▶ Excerpted records
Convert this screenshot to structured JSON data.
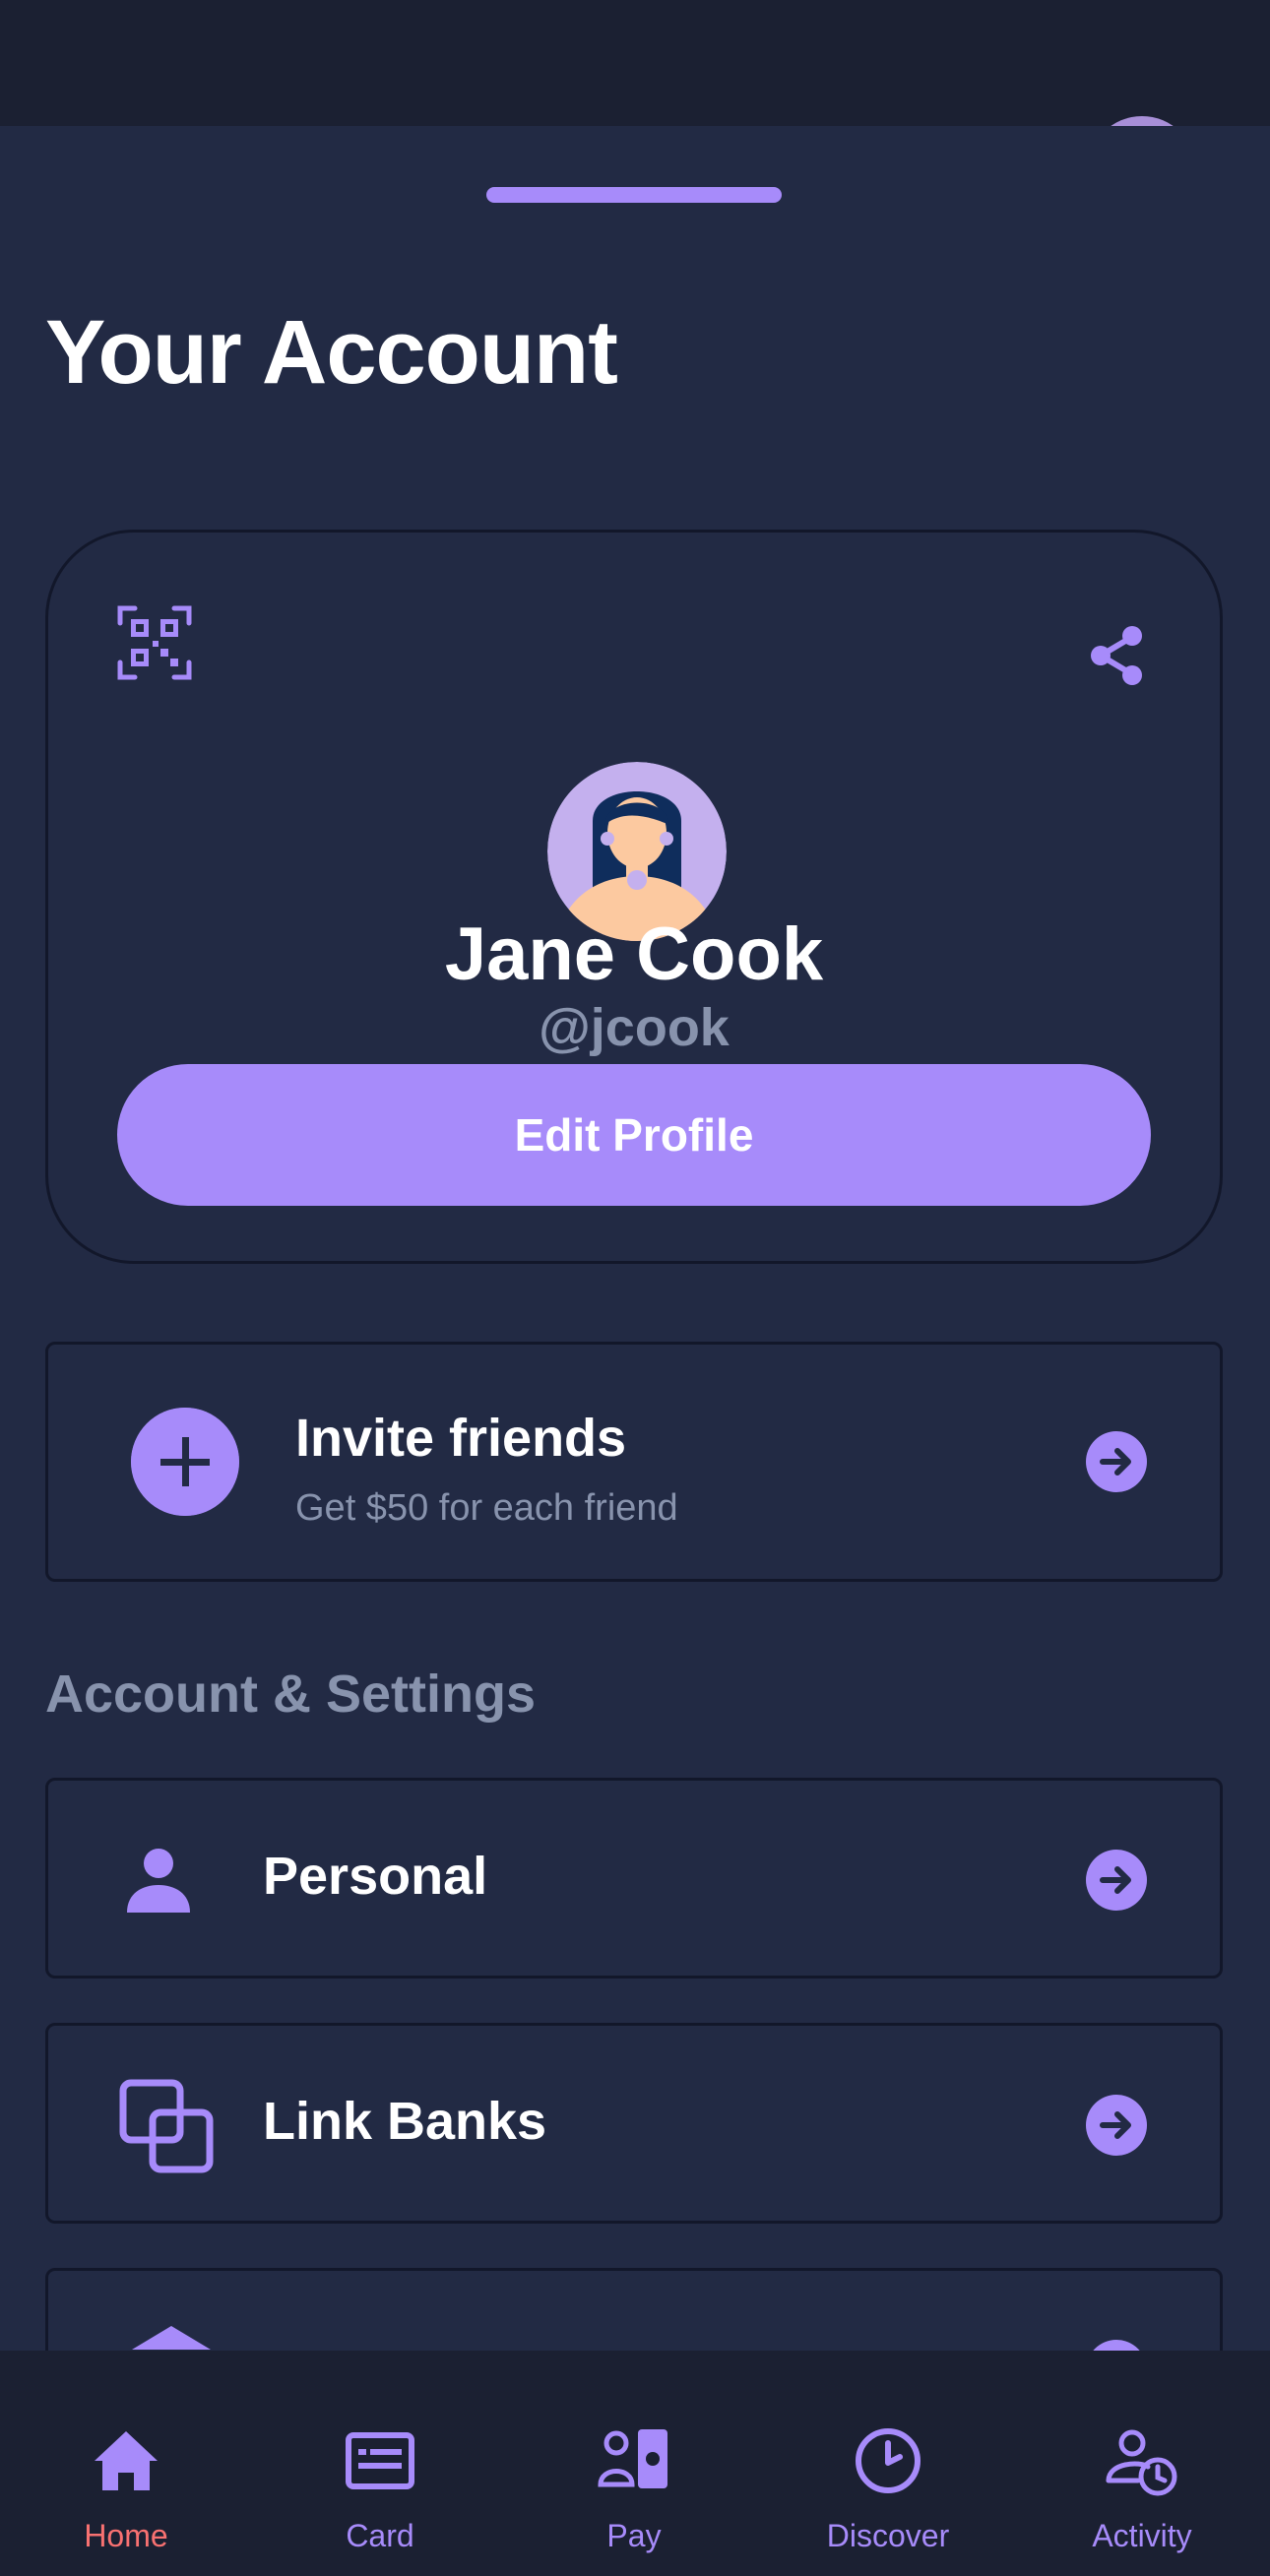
{
  "page": {
    "title": "Your Account"
  },
  "colors": {
    "accent": "#a78bfa",
    "background": "#222a44",
    "active_tab": "#f87171",
    "muted_text": "#8893ad"
  },
  "profile": {
    "name": "Jane Cook",
    "username": "@jcook",
    "edit_label": "Edit Profile",
    "icons": [
      "qr-code-icon",
      "share-icon",
      "avatar"
    ]
  },
  "invite": {
    "title": "Invite friends",
    "subtitle": "Get $50 for each friend",
    "icons": [
      "plus-icon",
      "arrow-right-icon"
    ]
  },
  "settings": {
    "section_title": "Account & Settings",
    "items": [
      {
        "label": "Personal",
        "icon": "person-icon"
      },
      {
        "label": "Link Banks",
        "icon": "link-banks-icon"
      },
      {
        "label": "",
        "icon": "bank-icon"
      }
    ]
  },
  "tabbar": {
    "items": [
      {
        "label": "Home",
        "icon": "home-icon",
        "active": true
      },
      {
        "label": "Card",
        "icon": "card-icon",
        "active": false
      },
      {
        "label": "Pay",
        "icon": "pay-icon",
        "active": false
      },
      {
        "label": "Discover",
        "icon": "clock-icon",
        "active": false
      },
      {
        "label": "Activity",
        "icon": "activity-icon",
        "active": false
      }
    ]
  }
}
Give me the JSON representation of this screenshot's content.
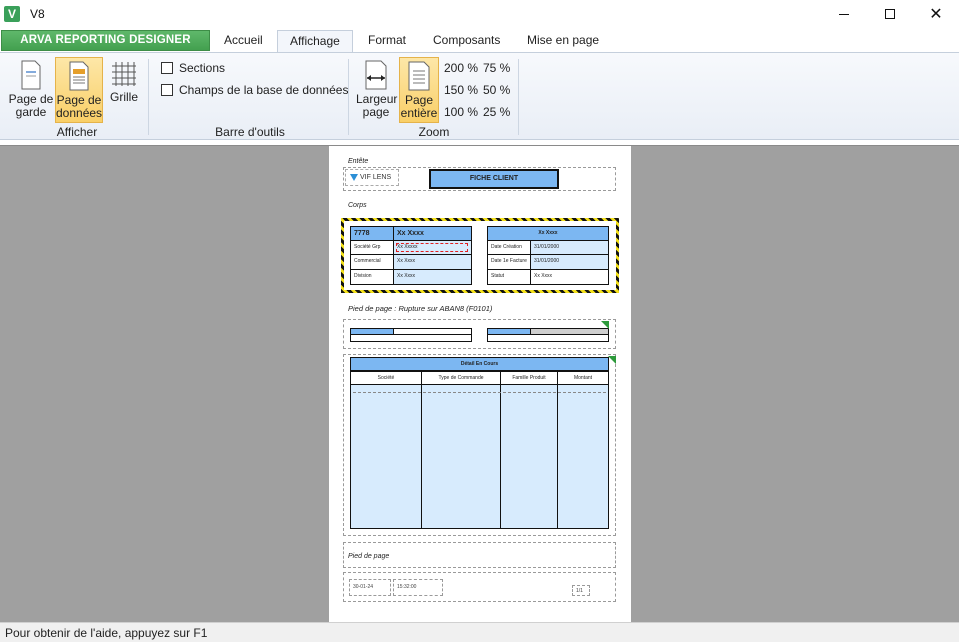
{
  "window": {
    "title": "V8",
    "app_icon": "V"
  },
  "tabs": {
    "app_tab": "ARVA REPORTING DESIGNER",
    "items": [
      "Accueil",
      "Affichage",
      "Format",
      "Composants",
      "Mise en page"
    ],
    "active": "Affichage"
  },
  "ribbon": {
    "afficher": {
      "label": "Afficher",
      "page_garde": [
        "Page de",
        "garde"
      ],
      "page_donnees": [
        "Page de",
        "données"
      ],
      "grille": "Grille"
    },
    "barre_outils": {
      "label": "Barre d'outils",
      "sections": "Sections",
      "champs": "Champs de la base de données"
    },
    "zoom": {
      "label": "Zoom",
      "largeur_page": [
        "Largeur",
        "page"
      ],
      "page_entiere": [
        "Page",
        "entière"
      ],
      "options": [
        "200 %",
        "75 %",
        "150 %",
        "50 %",
        "100 %",
        "25 %"
      ]
    }
  },
  "report": {
    "entete": "Entête",
    "logo_text": "VIF LENS",
    "fiche_client": "FICHE CLIENT",
    "corps": "Corps",
    "left_block": {
      "code": "7778",
      "name": "Xx Xxxx",
      "rows": [
        {
          "label": "Société Grp",
          "value": "Xx Xxxxx"
        },
        {
          "label": "Commercial",
          "value": "Xx Xxxx"
        },
        {
          "label": "Division",
          "value": "Xx Xxxx"
        }
      ]
    },
    "right_block": {
      "title": "Xx Xxxx",
      "rows": [
        {
          "label": "Date Création",
          "value": "31/01/2000"
        },
        {
          "label": "Date 1e Facture",
          "value": "31/01/2000"
        },
        {
          "label": "Statut",
          "value": "Xx Xxxx"
        }
      ]
    },
    "pied_rupture": "Pied de page : Rupture sur ABAN8 (F0101)",
    "detail_title": "Détail En Cours",
    "detail_columns": [
      "Société",
      "Type de Commande",
      "Famille Produit",
      "Montant"
    ],
    "pied_page": "Pied de page",
    "footer_date": "30-01-24",
    "footer_time": "15:32:00",
    "footer_page": "1/1"
  },
  "status": {
    "text": "Pour obtenir de l'aide, appuyez sur F1"
  },
  "colors": {
    "accent_green": "#43a04f",
    "selected": "#f9cf68",
    "field_blue": "#7cb7f2",
    "light_blue": "#d7ebfd"
  }
}
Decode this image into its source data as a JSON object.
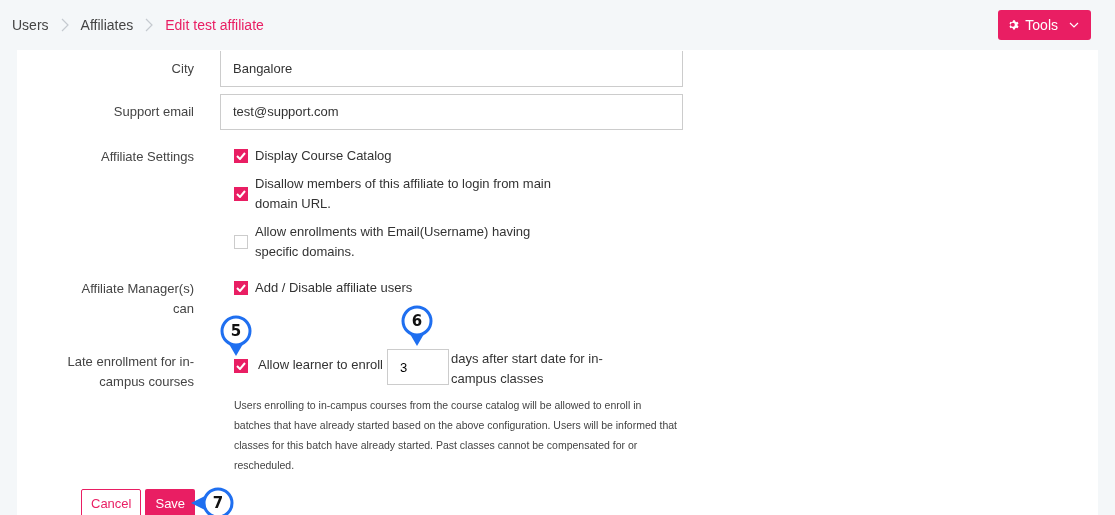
{
  "breadcrumb": [
    {
      "label": "Users",
      "current": false
    },
    {
      "label": "Affiliates",
      "current": false
    },
    {
      "label": "Edit test affiliate",
      "current": true
    }
  ],
  "tools_button": {
    "label": "Tools"
  },
  "fields": [
    {
      "label": "City",
      "value": "Bangalore"
    },
    {
      "label": "Support email",
      "value": "test@support.com"
    }
  ],
  "settings_groups": [
    {
      "label": "Affiliate Settings",
      "options": [
        {
          "text": "Display Course Catalog",
          "checked": true
        },
        {
          "text": "Disallow members of this affiliate to login from main domain URL.",
          "checked": true
        },
        {
          "text": "Allow enrollments with Email(Username) having specific domains.",
          "checked": false
        }
      ]
    },
    {
      "label": "Affiliate Manager(s) can",
      "options": [
        {
          "text": "Add / Disable affiliate users",
          "checked": true
        }
      ]
    }
  ],
  "late_enrollment": {
    "label": "Late enrollment for in-campus courses",
    "checked": true,
    "checkbox_callout": "5",
    "before": "Allow learner to enroll",
    "days": "3",
    "days_callout": "6",
    "after": "days after start date for in-campus classes",
    "help": "Users enrolling to in-campus courses from the course catalog will be allowed to enroll in batches that have already started based on the above configuration. Users will be informed that classes for this batch have already started. Past classes cannot be compensated for or rescheduled."
  },
  "actions": {
    "cancel": "Cancel",
    "save": "Save",
    "save_callout": "7"
  }
}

▶ What needs to be done
Transcribe each entry precisely as given, leaving the pictures out.

▶ Response to the task
Convert this screenshot to structured JSON data.
{
  "page": {
    "title": "Your Account"
  },
  "colors": {
    "accent": "#a78bfa",
    "background": "#222a44",
    "active_tab": "#f87171",
    "muted_text": "#8893ad"
  },
  "profile": {
    "name": "Jane Cook",
    "username": "@jcook",
    "edit_label": "Edit Profile",
    "icons": [
      "qr-code-icon",
      "share-icon",
      "avatar"
    ]
  },
  "invite": {
    "title": "Invite friends",
    "subtitle": "Get $50 for each friend",
    "icons": [
      "plus-icon",
      "arrow-right-icon"
    ]
  },
  "settings": {
    "section_title": "Account & Settings",
    "items": [
      {
        "label": "Personal",
        "icon": "person-icon"
      },
      {
        "label": "Link Banks",
        "icon": "link-banks-icon"
      },
      {
        "label": "",
        "icon": "bank-icon"
      }
    ]
  },
  "tabbar": {
    "items": [
      {
        "label": "Home",
        "icon": "home-icon",
        "active": true
      },
      {
        "label": "Card",
        "icon": "card-icon",
        "active": false
      },
      {
        "label": "Pay",
        "icon": "pay-icon",
        "active": false
      },
      {
        "label": "Discover",
        "icon": "clock-icon",
        "active": false
      },
      {
        "label": "Activity",
        "icon": "activity-icon",
        "active": false
      }
    ]
  }
}
Give me the JSON representation of this screenshot's content.
{
  "window": {
    "title": "V8",
    "app_icon": "V"
  },
  "tabs": {
    "app_tab": "ARVA REPORTING DESIGNER",
    "items": [
      "Accueil",
      "Affichage",
      "Format",
      "Composants",
      "Mise en page"
    ],
    "active": "Affichage"
  },
  "ribbon": {
    "afficher": {
      "label": "Afficher",
      "page_garde": [
        "Page de",
        "garde"
      ],
      "page_donnees": [
        "Page de",
        "données"
      ],
      "grille": "Grille"
    },
    "barre_outils": {
      "label": "Barre d'outils",
      "sections": "Sections",
      "champs": "Champs de la base de données"
    },
    "zoom": {
      "label": "Zoom",
      "largeur_page": [
        "Largeur",
        "page"
      ],
      "page_entiere": [
        "Page",
        "entière"
      ],
      "options": [
        "200 %",
        "75 %",
        "150 %",
        "50 %",
        "100 %",
        "25 %"
      ]
    }
  },
  "report": {
    "entete": "Entête",
    "logo_text": "VIF LENS",
    "fiche_client": "FICHE CLIENT",
    "corps": "Corps",
    "left_block": {
      "code": "7778",
      "name": "Xx Xxxx",
      "rows": [
        {
          "label": "Société Grp",
          "value": "Xx Xxxxx"
        },
        {
          "label": "Commercial",
          "value": "Xx Xxxx"
        },
        {
          "label": "Division",
          "value": "Xx Xxxx"
        }
      ]
    },
    "right_block": {
      "title": "Xx Xxxx",
      "rows": [
        {
          "label": "Date Création",
          "value": "31/01/2000"
        },
        {
          "label": "Date 1e Facture",
          "value": "31/01/2000"
        },
        {
          "label": "Statut",
          "value": "Xx Xxxx"
        }
      ]
    },
    "pied_rupture": "Pied de page : Rupture sur ABAN8 (F0101)",
    "detail_title": "Détail En Cours",
    "detail_columns": [
      "Société",
      "Type de Commande",
      "Famille Produit",
      "Montant"
    ],
    "pied_page": "Pied de page",
    "footer_date": "30-01-24",
    "footer_time": "15:32:00",
    "footer_page": "1/1"
  },
  "status": {
    "text": "Pour obtenir de l'aide, appuyez sur F1"
  },
  "colors": {
    "accent_green": "#43a04f",
    "selected": "#f9cf68",
    "field_blue": "#7cb7f2",
    "light_blue": "#d7ebfd"
  }
}
Decode this image into its source data as a JSON object.
{
  "breadcrumb": [
    {
      "label": "Users",
      "current": false
    },
    {
      "label": "Affiliates",
      "current": false
    },
    {
      "label": "Edit test affiliate",
      "current": true
    }
  ],
  "tools_button": {
    "label": "Tools"
  },
  "fields": [
    {
      "label": "City",
      "value": "Bangalore"
    },
    {
      "label": "Support email",
      "value": "test@support.com"
    }
  ],
  "settings_groups": [
    {
      "label": "Affiliate Settings",
      "options": [
        {
          "text": "Display Course Catalog",
          "checked": true
        },
        {
          "text": "Disallow members of this affiliate to login from main domain URL.",
          "checked": true
        },
        {
          "text": "Allow enrollments with Email(Username) having specific domains.",
          "checked": false
        }
      ]
    },
    {
      "label": "Affiliate Manager(s) can",
      "options": [
        {
          "text": "Add / Disable affiliate users",
          "checked": true
        }
      ]
    }
  ],
  "late_enrollment": {
    "label": "Late enrollment for in-campus courses",
    "checked": true,
    "checkbox_callout": "5",
    "before": "Allow learner to enroll",
    "days": "3",
    "days_callout": "6",
    "after": "days after start date for in-campus classes",
    "help": "Users enrolling to in-campus courses from the course catalog will be allowed to enroll in batches that have already started based on the above configuration. Users will be informed that classes for this batch have already started. Past classes cannot be compensated for or rescheduled."
  },
  "actions": {
    "cancel": "Cancel",
    "save": "Save",
    "save_callout": "7"
  }
}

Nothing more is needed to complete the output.